_MATERIAL SHOWN_.
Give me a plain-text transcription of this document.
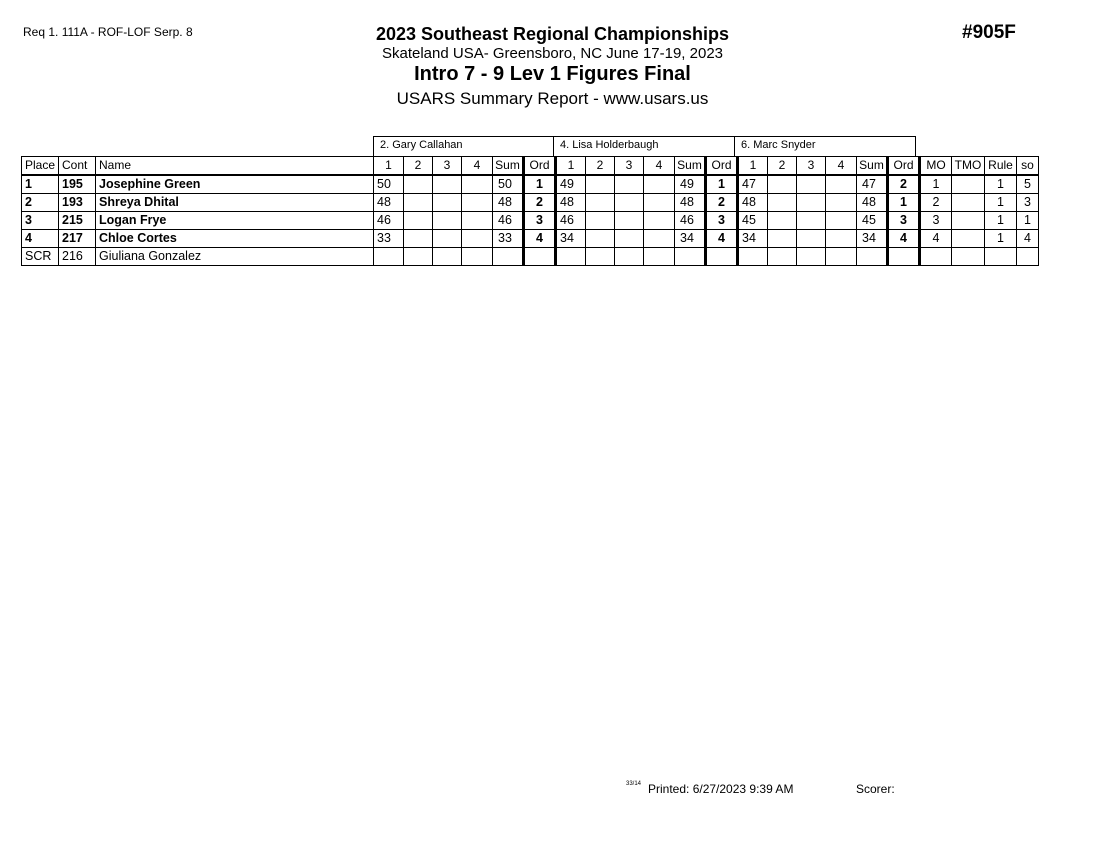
Req 1. 111A - ROF-LOF Serp. 8	#905F
2023 Southeast Regional Championships
Skateland USA- Greensboro, NC June 17-19, 2023
Intro 7 - 9 Lev 1 Figures Final
USARS Summary Report - www.usars.us
2. Gary Callahan	4. Lisa Holderbaugh	6. Marc Snyder
Place	Cont	Name	1	2	3	4	Sum	Ord	1	2	3	4	Sum	Ord	1	2	3	4	Sum	Ord	MO	TMO	Rule	so
1	195	Josephine Green	50				50	1	49				49	1	47				47	2	1		1	5
2	193	Shreya Dhital	48				48	2	48				48	2	48				48	1	2		1	3
3	215	Logan Frye	46				46	3	46				46	3	45				45	3	3		1	1
4	217	Chloe Cortes	33				33	4	34				34	4	34				34	4	4		1	4
SCR	216	Giuliana Gonzalez																						
33/14 Printed: 6/27/2023 9:39 AM	Scorer:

_WORK TO DO_.
Leave the images out and output the remaining material exactly as it stands.

_RESPONSE_.
Give me a plain-text transcription of this document.
Req 1. 111A - ROF-LOF Serp. 8	#905F
2023 Southeast Regional Championships
Skateland USA- Greensboro, NC June 17-19, 2023
Intro 7 - 9 Lev 1 Figures Final
USARS Summary Report - www.usars.us
2. Gary Callahan	4. Lisa Holderbaugh	6. Marc Snyder
Place	Cont	Name	1	2	3	4	Sum	Ord	1	2	3	4	Sum	Ord	1	2	3	4	Sum	Ord	MO	TMO	Rule	so
1	195	Josephine Green	50				50	1	49				49	1	47				47	2	1		1	5
2	193	Shreya Dhital	48				48	2	48				48	2	48				48	1	2		1	3
3	215	Logan Frye	46				46	3	46				46	3	45				45	3	3		1	1
4	217	Chloe Cortes	33				33	4	34				34	4	34				34	4	4		1	4
SCR	216	Giuliana Gonzalez																						
33/14 Printed: 6/27/2023 9:39 AM	Scorer:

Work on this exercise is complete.